-- LISTING --
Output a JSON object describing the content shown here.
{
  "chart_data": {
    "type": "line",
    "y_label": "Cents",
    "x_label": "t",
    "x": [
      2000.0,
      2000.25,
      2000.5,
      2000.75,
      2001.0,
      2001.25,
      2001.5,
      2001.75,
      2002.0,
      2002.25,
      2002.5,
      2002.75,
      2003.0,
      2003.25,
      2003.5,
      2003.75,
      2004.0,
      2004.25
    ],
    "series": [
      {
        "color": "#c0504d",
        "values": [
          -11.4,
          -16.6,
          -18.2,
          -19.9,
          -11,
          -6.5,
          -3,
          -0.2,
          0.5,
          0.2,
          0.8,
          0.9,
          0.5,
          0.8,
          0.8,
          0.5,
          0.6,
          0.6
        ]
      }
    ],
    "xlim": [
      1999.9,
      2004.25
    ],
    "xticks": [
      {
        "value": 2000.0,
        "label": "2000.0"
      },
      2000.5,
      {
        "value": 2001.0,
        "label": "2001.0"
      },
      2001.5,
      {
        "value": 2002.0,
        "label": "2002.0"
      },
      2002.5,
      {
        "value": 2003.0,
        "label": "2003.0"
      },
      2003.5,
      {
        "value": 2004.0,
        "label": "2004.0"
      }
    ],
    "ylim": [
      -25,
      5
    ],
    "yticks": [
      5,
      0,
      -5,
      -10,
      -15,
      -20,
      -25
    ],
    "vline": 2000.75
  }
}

-- AIM OF THE EXERCISE --
Type the material above out again, exactly.

-- EXERCISE OUTPUT --
Output a JSON object describing the content shown here.
{
  "chart_data": {
    "type": "line",
    "y_label": "Cents",
    "x_label": "t",
    "x": [
      2000.0,
      2000.25,
      2000.5,
      2000.75,
      2001.0,
      2001.25,
      2001.5,
      2001.75,
      2002.0,
      2002.25,
      2002.5,
      2002.75,
      2003.0,
      2003.25,
      2003.5,
      2003.75,
      2004.0,
      2004.25
    ],
    "series": [
      {
        "color": "#c0504d",
        "values": [
          -11.4,
          -16.6,
          -18.2,
          -19.9,
          -11,
          -6.5,
          -3,
          -0.2,
          0.5,
          0.2,
          0.8,
          0.9,
          0.5,
          0.8,
          0.8,
          0.5,
          0.6,
          0.6
        ]
      }
    ],
    "xlim": [
      1999.9,
      2004.25
    ],
    "xticks": [
      {
        "value": 2000.0,
        "label": "2000.0"
      },
      2000.5,
      {
        "value": 2001.0,
        "label": "2001.0"
      },
      2001.5,
      {
        "value": 2002.0,
        "label": "2002.0"
      },
      2002.5,
      {
        "value": 2003.0,
        "label": "2003.0"
      },
      2003.5,
      {
        "value": 2004.0,
        "label": "2004.0"
      }
    ],
    "ylim": [
      -25,
      5
    ],
    "yticks": [
      5,
      0,
      -5,
      -10,
      -15,
      -20,
      -25
    ],
    "vline": 2000.75
  }
}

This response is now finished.